§ **ENTRIES SUPPLIED**
......

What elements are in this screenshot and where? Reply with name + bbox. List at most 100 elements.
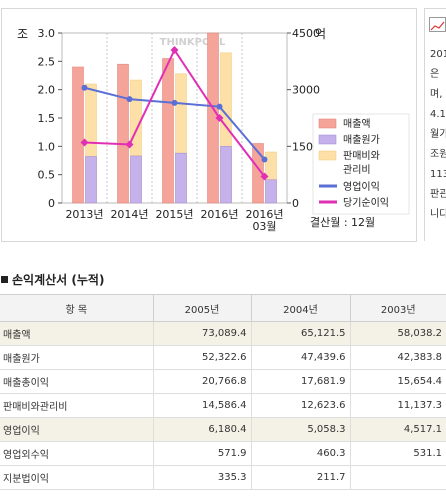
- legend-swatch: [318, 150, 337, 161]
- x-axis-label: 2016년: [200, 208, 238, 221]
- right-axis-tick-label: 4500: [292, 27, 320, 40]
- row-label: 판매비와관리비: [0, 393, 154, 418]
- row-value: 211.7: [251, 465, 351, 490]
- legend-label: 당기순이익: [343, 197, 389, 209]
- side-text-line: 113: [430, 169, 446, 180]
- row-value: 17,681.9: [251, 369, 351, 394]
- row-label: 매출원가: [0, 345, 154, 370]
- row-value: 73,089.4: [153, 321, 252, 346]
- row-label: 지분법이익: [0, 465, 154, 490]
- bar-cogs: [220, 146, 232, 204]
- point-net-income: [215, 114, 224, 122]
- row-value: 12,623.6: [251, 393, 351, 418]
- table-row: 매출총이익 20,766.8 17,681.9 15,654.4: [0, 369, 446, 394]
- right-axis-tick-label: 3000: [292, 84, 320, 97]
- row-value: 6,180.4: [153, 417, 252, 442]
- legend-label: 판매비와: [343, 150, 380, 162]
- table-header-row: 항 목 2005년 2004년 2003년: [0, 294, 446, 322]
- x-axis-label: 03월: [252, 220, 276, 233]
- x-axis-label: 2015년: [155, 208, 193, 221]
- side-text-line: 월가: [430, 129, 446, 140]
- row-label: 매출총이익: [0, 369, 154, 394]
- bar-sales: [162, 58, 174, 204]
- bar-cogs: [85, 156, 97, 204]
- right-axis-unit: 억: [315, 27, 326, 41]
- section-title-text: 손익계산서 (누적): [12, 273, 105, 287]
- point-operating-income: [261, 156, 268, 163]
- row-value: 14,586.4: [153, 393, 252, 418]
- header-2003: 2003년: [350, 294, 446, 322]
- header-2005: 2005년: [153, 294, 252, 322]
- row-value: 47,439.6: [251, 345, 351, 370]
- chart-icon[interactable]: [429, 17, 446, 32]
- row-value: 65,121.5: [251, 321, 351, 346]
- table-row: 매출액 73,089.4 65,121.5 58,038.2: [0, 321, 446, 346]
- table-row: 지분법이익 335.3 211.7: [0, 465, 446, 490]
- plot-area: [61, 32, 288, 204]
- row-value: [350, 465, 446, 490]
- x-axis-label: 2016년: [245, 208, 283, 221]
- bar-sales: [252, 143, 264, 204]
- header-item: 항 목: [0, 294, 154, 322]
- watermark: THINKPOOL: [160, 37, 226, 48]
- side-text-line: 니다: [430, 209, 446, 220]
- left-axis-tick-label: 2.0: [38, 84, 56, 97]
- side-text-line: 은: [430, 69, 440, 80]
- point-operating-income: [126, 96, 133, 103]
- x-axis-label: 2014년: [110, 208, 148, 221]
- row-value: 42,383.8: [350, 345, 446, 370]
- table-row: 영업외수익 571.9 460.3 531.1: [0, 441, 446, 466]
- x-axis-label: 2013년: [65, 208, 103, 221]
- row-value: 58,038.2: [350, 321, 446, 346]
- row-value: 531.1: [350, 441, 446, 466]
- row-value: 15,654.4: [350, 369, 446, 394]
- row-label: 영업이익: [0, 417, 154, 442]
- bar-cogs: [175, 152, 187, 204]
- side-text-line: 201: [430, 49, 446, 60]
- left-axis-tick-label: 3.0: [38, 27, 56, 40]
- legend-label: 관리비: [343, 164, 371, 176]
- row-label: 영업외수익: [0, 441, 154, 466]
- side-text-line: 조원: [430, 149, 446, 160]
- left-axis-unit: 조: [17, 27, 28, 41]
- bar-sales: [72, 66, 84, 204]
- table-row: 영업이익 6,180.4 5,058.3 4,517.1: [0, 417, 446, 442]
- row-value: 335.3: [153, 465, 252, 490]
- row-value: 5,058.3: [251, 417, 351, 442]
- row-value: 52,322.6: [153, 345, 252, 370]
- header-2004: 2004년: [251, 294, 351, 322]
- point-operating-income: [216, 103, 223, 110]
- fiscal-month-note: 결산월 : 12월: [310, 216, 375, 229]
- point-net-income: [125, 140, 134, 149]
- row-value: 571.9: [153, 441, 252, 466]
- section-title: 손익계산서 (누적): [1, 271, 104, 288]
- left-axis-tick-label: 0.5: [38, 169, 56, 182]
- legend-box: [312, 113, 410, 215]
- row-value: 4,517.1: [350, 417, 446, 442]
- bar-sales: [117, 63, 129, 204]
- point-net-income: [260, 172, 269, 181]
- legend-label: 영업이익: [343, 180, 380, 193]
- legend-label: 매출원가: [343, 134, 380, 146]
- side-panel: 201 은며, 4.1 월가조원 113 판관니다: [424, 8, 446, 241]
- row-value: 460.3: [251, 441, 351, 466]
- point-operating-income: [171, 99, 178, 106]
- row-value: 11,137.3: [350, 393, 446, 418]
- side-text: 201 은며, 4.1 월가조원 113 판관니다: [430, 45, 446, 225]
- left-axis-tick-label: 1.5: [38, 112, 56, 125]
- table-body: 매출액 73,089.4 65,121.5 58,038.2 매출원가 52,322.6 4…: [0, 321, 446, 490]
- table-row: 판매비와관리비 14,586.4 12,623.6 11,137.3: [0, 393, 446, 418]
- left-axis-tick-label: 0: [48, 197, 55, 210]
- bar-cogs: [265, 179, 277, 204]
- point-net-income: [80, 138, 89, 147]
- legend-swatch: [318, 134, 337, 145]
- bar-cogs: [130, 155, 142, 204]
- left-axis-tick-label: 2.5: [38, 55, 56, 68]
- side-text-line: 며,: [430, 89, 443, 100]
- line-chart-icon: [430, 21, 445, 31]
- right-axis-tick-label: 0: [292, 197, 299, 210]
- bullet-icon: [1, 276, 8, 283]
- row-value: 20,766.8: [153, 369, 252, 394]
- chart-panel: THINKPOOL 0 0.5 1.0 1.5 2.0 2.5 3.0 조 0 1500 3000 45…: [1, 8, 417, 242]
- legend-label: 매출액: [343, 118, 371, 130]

......

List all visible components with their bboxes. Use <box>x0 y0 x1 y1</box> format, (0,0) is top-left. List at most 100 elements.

......

§ **AIM OF THE EXERCISE**
Render the data from the line containing "What elements are" up to and including the line containing "- row-label: 매출원가: [0, 345, 154, 370]" as a JSON list of strings, one string per line, with blank lines and pictures left out.

§ **OUTPUT OF THE TASK**
[
  "What elements are in this screenshot and where? Reply with name + bbox. List at most 100 elements.",
  "- legend-swatch: [318, 150, 337, 161]",
  "- x-axis-label: 2016년: [200, 208, 238, 221]",
  "- right-axis-tick-label: 4500: [292, 27, 320, 40]",
  "- row-label: 판매비와관리비: [0, 393, 154, 418]",
  "- row-value: 211.7: [251, 465, 351, 490]",
  "- legend-label: 당기순이익: [343, 197, 389, 209]",
  "- side-text-line: 113: [430, 169, 446, 180]",
  "- row-value: 17,681.9: [251, 369, 351, 394]",
  "- row-label: 매출원가: [0, 345, 154, 370]"
]